**INSTRUCTIONS FOR THE TASK**
Within the records that follow, find every line containing the string "seed". Copy those lines.

Figure contents as structured data:
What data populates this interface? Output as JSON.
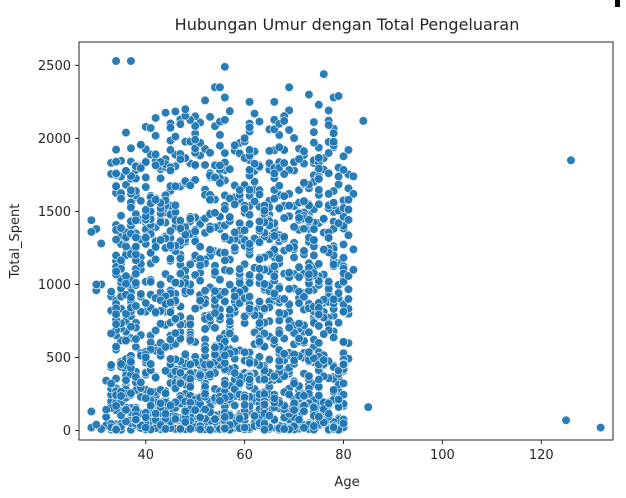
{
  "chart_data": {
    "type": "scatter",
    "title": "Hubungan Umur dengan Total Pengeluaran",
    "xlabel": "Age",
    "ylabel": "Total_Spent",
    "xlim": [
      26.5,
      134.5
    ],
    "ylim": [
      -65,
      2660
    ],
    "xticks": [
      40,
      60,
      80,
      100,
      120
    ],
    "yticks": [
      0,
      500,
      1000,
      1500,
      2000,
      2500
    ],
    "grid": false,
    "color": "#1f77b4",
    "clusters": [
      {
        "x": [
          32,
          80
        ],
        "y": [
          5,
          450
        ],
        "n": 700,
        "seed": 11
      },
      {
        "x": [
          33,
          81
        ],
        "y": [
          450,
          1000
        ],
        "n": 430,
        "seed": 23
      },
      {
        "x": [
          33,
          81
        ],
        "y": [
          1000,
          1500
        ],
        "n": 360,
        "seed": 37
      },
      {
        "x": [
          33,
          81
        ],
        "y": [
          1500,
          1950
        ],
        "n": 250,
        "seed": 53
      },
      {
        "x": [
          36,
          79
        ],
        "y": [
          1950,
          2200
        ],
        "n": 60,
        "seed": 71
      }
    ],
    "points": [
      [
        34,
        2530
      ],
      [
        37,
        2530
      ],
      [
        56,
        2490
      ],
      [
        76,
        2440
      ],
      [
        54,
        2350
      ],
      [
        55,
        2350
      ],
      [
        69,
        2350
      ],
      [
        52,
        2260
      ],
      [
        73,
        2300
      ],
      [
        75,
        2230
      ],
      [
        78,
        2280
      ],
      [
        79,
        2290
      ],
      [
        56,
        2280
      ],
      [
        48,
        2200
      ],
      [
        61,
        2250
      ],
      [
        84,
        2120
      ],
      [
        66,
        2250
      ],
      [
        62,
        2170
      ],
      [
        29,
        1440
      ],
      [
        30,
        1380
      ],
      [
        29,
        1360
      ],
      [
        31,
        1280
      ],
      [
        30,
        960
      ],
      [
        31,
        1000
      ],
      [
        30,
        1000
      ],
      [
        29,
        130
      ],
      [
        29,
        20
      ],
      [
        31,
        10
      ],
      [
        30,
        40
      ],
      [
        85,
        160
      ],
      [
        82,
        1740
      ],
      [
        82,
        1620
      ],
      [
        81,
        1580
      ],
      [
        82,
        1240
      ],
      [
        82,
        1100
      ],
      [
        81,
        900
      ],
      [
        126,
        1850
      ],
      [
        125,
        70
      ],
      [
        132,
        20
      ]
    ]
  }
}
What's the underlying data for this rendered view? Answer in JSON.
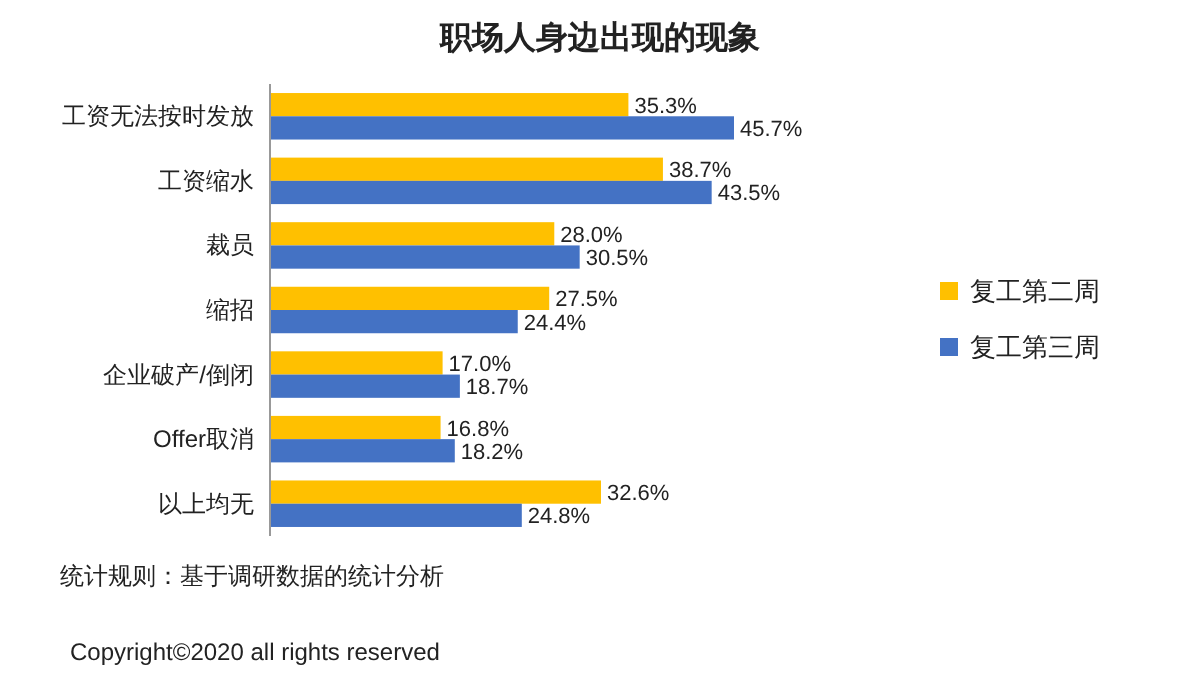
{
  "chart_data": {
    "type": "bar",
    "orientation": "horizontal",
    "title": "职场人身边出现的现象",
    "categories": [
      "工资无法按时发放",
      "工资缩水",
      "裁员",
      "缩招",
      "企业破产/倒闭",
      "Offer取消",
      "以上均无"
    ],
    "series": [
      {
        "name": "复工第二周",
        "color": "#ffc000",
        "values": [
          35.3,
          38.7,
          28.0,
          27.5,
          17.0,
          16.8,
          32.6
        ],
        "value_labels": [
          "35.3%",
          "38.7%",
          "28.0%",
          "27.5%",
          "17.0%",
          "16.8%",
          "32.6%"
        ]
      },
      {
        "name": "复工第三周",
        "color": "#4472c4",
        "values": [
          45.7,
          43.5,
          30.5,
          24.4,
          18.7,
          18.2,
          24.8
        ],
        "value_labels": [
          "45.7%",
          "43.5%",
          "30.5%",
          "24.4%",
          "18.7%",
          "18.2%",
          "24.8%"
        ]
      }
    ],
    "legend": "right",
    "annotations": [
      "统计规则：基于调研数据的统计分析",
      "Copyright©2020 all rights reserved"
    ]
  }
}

**THE RESULT**
        "seed": 11
        "seed": 23
        "seed": 37
        "seed": 53
        "seed": 71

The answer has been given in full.